| Aim |
Search the records below for the word "Agatha" and show every line where it occurs.

** Begin Supplied entries **

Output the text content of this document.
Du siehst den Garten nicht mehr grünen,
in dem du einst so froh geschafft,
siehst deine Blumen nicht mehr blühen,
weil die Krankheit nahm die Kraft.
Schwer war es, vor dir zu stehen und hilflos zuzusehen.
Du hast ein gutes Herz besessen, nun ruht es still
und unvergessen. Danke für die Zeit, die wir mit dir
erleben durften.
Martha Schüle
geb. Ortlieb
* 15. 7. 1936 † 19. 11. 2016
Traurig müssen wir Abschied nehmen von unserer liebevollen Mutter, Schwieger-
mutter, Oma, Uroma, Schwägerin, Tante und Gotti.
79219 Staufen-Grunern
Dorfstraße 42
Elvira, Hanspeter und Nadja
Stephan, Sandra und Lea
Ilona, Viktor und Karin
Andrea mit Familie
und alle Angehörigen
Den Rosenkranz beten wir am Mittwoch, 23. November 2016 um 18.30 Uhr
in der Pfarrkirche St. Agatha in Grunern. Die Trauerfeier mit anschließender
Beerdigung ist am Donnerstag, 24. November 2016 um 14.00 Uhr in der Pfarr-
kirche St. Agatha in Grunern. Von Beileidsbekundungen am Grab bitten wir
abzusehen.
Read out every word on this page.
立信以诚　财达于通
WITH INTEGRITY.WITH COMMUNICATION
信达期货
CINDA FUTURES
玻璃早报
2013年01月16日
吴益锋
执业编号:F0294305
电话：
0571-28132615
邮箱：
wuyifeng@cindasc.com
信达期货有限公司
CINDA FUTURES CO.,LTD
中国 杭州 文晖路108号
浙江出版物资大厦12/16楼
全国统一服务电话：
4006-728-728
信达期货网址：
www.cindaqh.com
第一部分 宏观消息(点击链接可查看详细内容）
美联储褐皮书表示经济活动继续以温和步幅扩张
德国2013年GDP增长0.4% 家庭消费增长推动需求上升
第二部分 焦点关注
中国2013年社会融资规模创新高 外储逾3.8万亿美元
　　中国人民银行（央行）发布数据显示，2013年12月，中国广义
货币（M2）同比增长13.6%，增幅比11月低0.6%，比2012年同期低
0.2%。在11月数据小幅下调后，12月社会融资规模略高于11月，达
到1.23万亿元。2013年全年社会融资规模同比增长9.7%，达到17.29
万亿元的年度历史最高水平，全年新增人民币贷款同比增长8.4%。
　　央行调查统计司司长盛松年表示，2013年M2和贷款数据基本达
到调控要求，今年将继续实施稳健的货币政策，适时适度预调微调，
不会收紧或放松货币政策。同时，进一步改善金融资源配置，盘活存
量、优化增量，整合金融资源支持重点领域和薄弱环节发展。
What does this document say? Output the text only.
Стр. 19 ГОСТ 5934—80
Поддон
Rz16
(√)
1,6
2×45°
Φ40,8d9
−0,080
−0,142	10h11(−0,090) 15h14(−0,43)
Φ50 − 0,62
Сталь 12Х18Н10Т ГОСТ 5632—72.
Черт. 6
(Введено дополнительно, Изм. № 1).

** End Supplied entries **

| Result of the task |
in der Pfarrkirche St. Agatha in Grunern. Die Trauerfeier mit anschließender
kirche St. Agatha in Grunern. Von Beileidsbekundungen am Grab bitten wir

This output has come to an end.